**DATASET**
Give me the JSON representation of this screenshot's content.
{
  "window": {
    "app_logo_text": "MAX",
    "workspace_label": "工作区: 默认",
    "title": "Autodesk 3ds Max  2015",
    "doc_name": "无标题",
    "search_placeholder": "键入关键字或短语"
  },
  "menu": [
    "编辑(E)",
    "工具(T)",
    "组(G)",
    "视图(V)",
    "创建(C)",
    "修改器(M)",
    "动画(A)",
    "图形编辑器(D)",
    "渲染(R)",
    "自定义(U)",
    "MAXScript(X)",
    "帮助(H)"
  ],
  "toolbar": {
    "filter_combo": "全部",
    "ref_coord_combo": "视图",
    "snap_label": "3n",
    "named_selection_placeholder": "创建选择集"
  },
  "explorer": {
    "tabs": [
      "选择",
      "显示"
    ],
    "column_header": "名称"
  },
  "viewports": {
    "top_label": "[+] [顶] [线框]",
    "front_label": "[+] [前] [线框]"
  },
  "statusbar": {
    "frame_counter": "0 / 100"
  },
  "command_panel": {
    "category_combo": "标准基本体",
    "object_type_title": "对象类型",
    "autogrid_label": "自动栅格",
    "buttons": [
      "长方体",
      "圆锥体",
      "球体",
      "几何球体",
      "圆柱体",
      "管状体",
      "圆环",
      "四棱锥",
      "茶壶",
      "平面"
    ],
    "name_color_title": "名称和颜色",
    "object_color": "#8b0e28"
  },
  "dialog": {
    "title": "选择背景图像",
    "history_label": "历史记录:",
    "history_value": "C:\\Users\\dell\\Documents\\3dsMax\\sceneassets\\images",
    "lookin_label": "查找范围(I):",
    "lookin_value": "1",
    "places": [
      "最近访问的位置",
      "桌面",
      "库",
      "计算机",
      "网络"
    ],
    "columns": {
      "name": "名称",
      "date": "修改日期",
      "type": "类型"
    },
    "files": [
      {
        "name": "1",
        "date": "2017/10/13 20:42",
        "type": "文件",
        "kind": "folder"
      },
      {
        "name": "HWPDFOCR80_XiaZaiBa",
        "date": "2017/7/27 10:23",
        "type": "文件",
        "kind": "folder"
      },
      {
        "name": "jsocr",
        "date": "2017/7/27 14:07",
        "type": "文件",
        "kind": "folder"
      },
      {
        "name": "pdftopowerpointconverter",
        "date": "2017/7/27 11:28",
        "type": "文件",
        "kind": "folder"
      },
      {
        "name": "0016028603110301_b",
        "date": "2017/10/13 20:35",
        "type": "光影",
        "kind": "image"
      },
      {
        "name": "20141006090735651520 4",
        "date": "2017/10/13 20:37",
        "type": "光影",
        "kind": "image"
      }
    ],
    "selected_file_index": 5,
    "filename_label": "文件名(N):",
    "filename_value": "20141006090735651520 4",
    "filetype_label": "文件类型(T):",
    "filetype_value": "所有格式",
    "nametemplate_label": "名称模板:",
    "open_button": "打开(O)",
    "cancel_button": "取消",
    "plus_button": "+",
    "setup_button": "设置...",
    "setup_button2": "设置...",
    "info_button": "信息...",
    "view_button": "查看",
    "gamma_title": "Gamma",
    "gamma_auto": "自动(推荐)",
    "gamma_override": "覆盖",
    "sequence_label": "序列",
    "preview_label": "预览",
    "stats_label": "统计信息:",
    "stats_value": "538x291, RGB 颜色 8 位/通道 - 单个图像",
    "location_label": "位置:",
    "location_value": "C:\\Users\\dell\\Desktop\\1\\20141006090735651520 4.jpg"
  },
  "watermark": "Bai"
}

**EXERCISE OBJECTIVE**
Print all the data exactly.

**ANSWER TO THIS TASK**
Give me the JSON representation of this screenshot's content.
{
  "window": {
    "app_logo_text": "MAX",
    "workspace_label": "工作区: 默认",
    "title": "Autodesk 3ds Max  2015",
    "doc_name": "无标题",
    "search_placeholder": "键入关键字或短语"
  },
  "menu": [
    "编辑(E)",
    "工具(T)",
    "组(G)",
    "视图(V)",
    "创建(C)",
    "修改器(M)",
    "动画(A)",
    "图形编辑器(D)",
    "渲染(R)",
    "自定义(U)",
    "MAXScript(X)",
    "帮助(H)"
  ],
  "toolbar": {
    "filter_combo": "全部",
    "ref_coord_combo": "视图",
    "snap_label": "3n",
    "named_selection_placeholder": "创建选择集"
  },
  "explorer": {
    "tabs": [
      "选择",
      "显示"
    ],
    "column_header": "名称"
  },
  "viewports": {
    "top_label": "[+] [顶] [线框]",
    "front_label": "[+] [前] [线框]"
  },
  "statusbar": {
    "frame_counter": "0 / 100"
  },
  "command_panel": {
    "category_combo": "标准基本体",
    "object_type_title": "对象类型",
    "autogrid_label": "自动栅格",
    "buttons": [
      "长方体",
      "圆锥体",
      "球体",
      "几何球体",
      "圆柱体",
      "管状体",
      "圆环",
      "四棱锥",
      "茶壶",
      "平面"
    ],
    "name_color_title": "名称和颜色",
    "object_color": "#8b0e28"
  },
  "dialog": {
    "title": "选择背景图像",
    "history_label": "历史记录:",
    "history_value": "C:\\Users\\dell\\Documents\\3dsMax\\sceneassets\\images",
    "lookin_label": "查找范围(I):",
    "lookin_value": "1",
    "places": [
      "最近访问的位置",
      "桌面",
      "库",
      "计算机",
      "网络"
    ],
    "columns": {
      "name": "名称",
      "date": "修改日期",
      "type": "类型"
    },
    "files": [
      {
        "name": "1",
        "date": "2017/10/13 20:42",
        "type": "文件",
        "kind": "folder"
      },
      {
        "name": "HWPDFOCR80_XiaZaiBa",
        "date": "2017/7/27 10:23",
        "type": "文件",
        "kind": "folder"
      },
      {
        "name": "jsocr",
        "date": "2017/7/27 14:07",
        "type": "文件",
        "kind": "folder"
      },
      {
        "name": "pdftopowerpointconverter",
        "date": "2017/7/27 11:28",
        "type": "文件",
        "kind": "folder"
      },
      {
        "name": "0016028603110301_b",
        "date": "2017/10/13 20:35",
        "type": "光影",
        "kind": "image"
      },
      {
        "name": "20141006090735651520 4",
        "date": "2017/10/13 20:37",
        "type": "光影",
        "kind": "image"
      }
    ],
    "selected_file_index": 5,
    "filename_label": "文件名(N):",
    "filename_value": "20141006090735651520 4",
    "filetype_label": "文件类型(T):",
    "filetype_value": "所有格式",
    "nametemplate_label": "名称模板:",
    "open_button": "打开(O)",
    "cancel_button": "取消",
    "plus_button": "+",
    "setup_button": "设置...",
    "setup_button2": "设置...",
    "info_button": "信息...",
    "view_button": "查看",
    "gamma_title": "Gamma",
    "gamma_auto": "自动(推荐)",
    "gamma_override": "覆盖",
    "sequence_label": "序列",
    "preview_label": "预览",
    "stats_label": "统计信息:",
    "stats_value": "538x291, RGB 颜色 8 位/通道 - 单个图像",
    "location_label": "位置:",
    "location_value": "C:\\Users\\dell\\Desktop\\1\\20141006090735651520 4.jpg"
  },
  "watermark": "Bai"
}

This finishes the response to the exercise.